Materials provided:
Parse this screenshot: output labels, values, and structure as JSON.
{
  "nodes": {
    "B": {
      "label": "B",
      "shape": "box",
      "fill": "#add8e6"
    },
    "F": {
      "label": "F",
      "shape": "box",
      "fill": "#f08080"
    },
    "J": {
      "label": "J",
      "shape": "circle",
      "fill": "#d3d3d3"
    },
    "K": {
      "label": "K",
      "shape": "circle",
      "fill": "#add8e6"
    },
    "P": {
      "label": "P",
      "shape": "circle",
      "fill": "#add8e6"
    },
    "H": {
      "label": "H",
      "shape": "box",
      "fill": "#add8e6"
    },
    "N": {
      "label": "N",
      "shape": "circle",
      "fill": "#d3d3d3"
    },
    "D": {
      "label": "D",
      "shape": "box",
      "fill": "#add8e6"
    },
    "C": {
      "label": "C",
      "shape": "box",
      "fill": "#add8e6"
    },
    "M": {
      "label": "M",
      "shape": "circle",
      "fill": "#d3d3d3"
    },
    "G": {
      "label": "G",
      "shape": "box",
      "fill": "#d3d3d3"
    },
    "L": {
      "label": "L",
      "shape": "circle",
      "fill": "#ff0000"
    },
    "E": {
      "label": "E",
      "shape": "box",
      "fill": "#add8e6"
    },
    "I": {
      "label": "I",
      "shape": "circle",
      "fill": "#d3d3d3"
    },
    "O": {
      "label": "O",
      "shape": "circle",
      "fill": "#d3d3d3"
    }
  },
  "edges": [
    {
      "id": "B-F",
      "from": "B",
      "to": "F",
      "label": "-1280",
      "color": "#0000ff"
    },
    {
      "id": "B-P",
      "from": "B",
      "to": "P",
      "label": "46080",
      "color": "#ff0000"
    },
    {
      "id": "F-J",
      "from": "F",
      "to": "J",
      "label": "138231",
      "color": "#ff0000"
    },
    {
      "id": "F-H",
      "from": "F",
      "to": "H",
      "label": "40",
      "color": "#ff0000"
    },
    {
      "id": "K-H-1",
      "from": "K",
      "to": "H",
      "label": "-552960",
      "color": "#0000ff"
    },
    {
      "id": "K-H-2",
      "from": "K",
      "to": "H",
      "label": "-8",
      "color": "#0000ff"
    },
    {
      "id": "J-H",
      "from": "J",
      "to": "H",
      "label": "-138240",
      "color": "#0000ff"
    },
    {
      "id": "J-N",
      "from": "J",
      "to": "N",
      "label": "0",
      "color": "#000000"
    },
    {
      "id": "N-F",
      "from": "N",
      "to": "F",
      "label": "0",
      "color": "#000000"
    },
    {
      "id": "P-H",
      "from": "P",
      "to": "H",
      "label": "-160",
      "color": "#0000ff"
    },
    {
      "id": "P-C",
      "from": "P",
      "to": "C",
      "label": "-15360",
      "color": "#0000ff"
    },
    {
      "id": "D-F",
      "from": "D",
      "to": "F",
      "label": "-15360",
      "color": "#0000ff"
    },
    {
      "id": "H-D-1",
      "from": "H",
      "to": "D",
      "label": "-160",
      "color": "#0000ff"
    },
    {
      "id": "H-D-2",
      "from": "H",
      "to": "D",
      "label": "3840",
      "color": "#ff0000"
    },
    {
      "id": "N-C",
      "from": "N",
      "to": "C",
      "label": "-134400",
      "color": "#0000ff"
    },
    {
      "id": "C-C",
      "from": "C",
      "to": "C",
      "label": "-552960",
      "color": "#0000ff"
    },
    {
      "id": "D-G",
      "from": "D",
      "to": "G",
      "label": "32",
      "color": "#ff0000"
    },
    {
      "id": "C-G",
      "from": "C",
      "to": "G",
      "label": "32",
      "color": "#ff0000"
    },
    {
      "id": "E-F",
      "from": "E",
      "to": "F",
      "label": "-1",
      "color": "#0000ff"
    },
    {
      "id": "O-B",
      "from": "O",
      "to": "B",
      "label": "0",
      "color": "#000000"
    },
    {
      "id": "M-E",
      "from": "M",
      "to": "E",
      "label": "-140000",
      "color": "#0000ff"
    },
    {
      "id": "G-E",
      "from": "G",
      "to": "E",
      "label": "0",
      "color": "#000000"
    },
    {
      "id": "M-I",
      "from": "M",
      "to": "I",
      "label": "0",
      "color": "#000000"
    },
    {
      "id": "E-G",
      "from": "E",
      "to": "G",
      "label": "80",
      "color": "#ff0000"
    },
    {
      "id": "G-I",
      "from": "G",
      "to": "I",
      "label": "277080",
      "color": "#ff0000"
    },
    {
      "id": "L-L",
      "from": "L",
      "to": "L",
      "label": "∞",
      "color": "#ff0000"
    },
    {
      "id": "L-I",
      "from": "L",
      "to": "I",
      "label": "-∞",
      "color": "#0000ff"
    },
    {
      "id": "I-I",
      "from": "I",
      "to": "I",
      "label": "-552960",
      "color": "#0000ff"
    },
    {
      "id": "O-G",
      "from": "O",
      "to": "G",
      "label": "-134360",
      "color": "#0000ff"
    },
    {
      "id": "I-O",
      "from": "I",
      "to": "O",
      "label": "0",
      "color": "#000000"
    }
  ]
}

Written request:
Reproduce the whole listing word for word.

The result:
Parse this screenshot: output labels, values, and structure as JSON.
{
  "nodes": {
    "B": {
      "label": "B",
      "shape": "box",
      "fill": "#add8e6"
    },
    "F": {
      "label": "F",
      "shape": "box",
      "fill": "#f08080"
    },
    "J": {
      "label": "J",
      "shape": "circle",
      "fill": "#d3d3d3"
    },
    "K": {
      "label": "K",
      "shape": "circle",
      "fill": "#add8e6"
    },
    "P": {
      "label": "P",
      "shape": "circle",
      "fill": "#add8e6"
    },
    "H": {
      "label": "H",
      "shape": "box",
      "fill": "#add8e6"
    },
    "N": {
      "label": "N",
      "shape": "circle",
      "fill": "#d3d3d3"
    },
    "D": {
      "label": "D",
      "shape": "box",
      "fill": "#add8e6"
    },
    "C": {
      "label": "C",
      "shape": "box",
      "fill": "#add8e6"
    },
    "M": {
      "label": "M",
      "shape": "circle",
      "fill": "#d3d3d3"
    },
    "G": {
      "label": "G",
      "shape": "box",
      "fill": "#d3d3d3"
    },
    "L": {
      "label": "L",
      "shape": "circle",
      "fill": "#ff0000"
    },
    "E": {
      "label": "E",
      "shape": "box",
      "fill": "#add8e6"
    },
    "I": {
      "label": "I",
      "shape": "circle",
      "fill": "#d3d3d3"
    },
    "O": {
      "label": "O",
      "shape": "circle",
      "fill": "#d3d3d3"
    }
  },
  "edges": [
    {
      "id": "B-F",
      "from": "B",
      "to": "F",
      "label": "-1280",
      "color": "#0000ff"
    },
    {
      "id": "B-P",
      "from": "B",
      "to": "P",
      "label": "46080",
      "color": "#ff0000"
    },
    {
      "id": "F-J",
      "from": "F",
      "to": "J",
      "label": "138231",
      "color": "#ff0000"
    },
    {
      "id": "F-H",
      "from": "F",
      "to": "H",
      "label": "40",
      "color": "#ff0000"
    },
    {
      "id": "K-H-1",
      "from": "K",
      "to": "H",
      "label": "-552960",
      "color": "#0000ff"
    },
    {
      "id": "K-H-2",
      "from": "K",
      "to": "H",
      "label": "-8",
      "color": "#0000ff"
    },
    {
      "id": "J-H",
      "from": "J",
      "to": "H",
      "label": "-138240",
      "color": "#0000ff"
    },
    {
      "id": "J-N",
      "from": "J",
      "to": "N",
      "label": "0",
      "color": "#000000"
    },
    {
      "id": "N-F",
      "from": "N",
      "to": "F",
      "label": "0",
      "color": "#000000"
    },
    {
      "id": "P-H",
      "from": "P",
      "to": "H",
      "label": "-160",
      "color": "#0000ff"
    },
    {
      "id": "P-C",
      "from": "P",
      "to": "C",
      "label": "-15360",
      "color": "#0000ff"
    },
    {
      "id": "D-F",
      "from": "D",
      "to": "F",
      "label": "-15360",
      "color": "#0000ff"
    },
    {
      "id": "H-D-1",
      "from": "H",
      "to": "D",
      "label": "-160",
      "color": "#0000ff"
    },
    {
      "id": "H-D-2",
      "from": "H",
      "to": "D",
      "label": "3840",
      "color": "#ff0000"
    },
    {
      "id": "N-C",
      "from": "N",
      "to": "C",
      "label": "-134400",
      "color": "#0000ff"
    },
    {
      "id": "C-C",
      "from": "C",
      "to": "C",
      "label": "-552960",
      "color": "#0000ff"
    },
    {
      "id": "D-G",
      "from": "D",
      "to": "G",
      "label": "32",
      "color": "#ff0000"
    },
    {
      "id": "C-G",
      "from": "C",
      "to": "G",
      "label": "32",
      "color": "#ff0000"
    },
    {
      "id": "E-F",
      "from": "E",
      "to": "F",
      "label": "-1",
      "color": "#0000ff"
    },
    {
      "id": "O-B",
      "from": "O",
      "to": "B",
      "label": "0",
      "color": "#000000"
    },
    {
      "id": "M-E",
      "from": "M",
      "to": "E",
      "label": "-140000",
      "color": "#0000ff"
    },
    {
      "id": "G-E",
      "from": "G",
      "to": "E",
      "label": "0",
      "color": "#000000"
    },
    {
      "id": "M-I",
      "from": "M",
      "to": "I",
      "label": "0",
      "color": "#000000"
    },
    {
      "id": "E-G",
      "from": "E",
      "to": "G",
      "label": "80",
      "color": "#ff0000"
    },
    {
      "id": "G-I",
      "from": "G",
      "to": "I",
      "label": "277080",
      "color": "#ff0000"
    },
    {
      "id": "L-L",
      "from": "L",
      "to": "L",
      "label": "∞",
      "color": "#ff0000"
    },
    {
      "id": "L-I",
      "from": "L",
      "to": "I",
      "label": "-∞",
      "color": "#0000ff"
    },
    {
      "id": "I-I",
      "from": "I",
      "to": "I",
      "label": "-552960",
      "color": "#0000ff"
    },
    {
      "id": "O-G",
      "from": "O",
      "to": "G",
      "label": "-134360",
      "color": "#0000ff"
    },
    {
      "id": "I-O",
      "from": "I",
      "to": "O",
      "label": "0",
      "color": "#000000"
    }
  ]
}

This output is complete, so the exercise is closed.